TASK DESCRIPTION
Copy out each line of the data that holds the word "label".

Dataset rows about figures

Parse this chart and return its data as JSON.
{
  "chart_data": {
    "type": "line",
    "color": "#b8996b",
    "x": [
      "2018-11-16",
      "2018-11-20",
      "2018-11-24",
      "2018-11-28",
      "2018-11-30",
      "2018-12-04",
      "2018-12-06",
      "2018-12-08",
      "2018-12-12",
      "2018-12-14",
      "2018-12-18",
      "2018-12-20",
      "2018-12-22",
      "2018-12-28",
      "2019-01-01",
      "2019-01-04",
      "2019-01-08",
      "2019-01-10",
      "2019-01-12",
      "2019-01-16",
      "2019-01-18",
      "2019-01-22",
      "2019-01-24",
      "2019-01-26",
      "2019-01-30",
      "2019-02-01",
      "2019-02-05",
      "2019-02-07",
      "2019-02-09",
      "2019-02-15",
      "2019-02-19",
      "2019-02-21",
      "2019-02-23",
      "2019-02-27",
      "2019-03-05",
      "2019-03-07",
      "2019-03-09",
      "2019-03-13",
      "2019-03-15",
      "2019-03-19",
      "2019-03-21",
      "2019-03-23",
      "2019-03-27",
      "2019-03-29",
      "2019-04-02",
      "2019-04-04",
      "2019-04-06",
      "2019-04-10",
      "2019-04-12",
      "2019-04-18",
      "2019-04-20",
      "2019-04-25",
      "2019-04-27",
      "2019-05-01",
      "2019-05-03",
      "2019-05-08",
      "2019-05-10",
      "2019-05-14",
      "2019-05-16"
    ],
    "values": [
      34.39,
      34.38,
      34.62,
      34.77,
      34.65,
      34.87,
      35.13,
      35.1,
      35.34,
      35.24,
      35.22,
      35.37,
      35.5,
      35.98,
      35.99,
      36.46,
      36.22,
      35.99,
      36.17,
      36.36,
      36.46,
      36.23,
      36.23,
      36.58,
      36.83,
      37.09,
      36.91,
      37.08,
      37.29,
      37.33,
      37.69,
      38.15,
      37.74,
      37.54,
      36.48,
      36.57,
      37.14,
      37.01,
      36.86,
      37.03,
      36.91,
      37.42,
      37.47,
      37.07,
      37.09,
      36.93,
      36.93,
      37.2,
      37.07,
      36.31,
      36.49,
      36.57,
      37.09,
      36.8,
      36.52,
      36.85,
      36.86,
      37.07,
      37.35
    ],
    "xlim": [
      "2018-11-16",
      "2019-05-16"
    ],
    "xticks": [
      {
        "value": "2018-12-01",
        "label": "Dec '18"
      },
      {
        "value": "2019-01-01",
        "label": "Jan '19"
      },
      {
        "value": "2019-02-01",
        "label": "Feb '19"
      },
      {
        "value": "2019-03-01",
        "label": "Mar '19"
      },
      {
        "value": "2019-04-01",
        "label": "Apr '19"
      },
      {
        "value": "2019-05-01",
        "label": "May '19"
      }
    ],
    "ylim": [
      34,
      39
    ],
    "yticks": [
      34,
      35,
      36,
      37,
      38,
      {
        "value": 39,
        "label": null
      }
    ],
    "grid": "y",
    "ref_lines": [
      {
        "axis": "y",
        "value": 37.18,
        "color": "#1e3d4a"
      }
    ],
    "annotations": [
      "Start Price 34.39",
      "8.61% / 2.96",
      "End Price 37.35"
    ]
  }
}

FULL RESPONSE
        "label": "Dec '18"
        "label": "Jan '19"
        "label": "Feb '19"
        "label": "Mar '19"
        "label": "Apr '19"
        "label": "May '19"
        "label": null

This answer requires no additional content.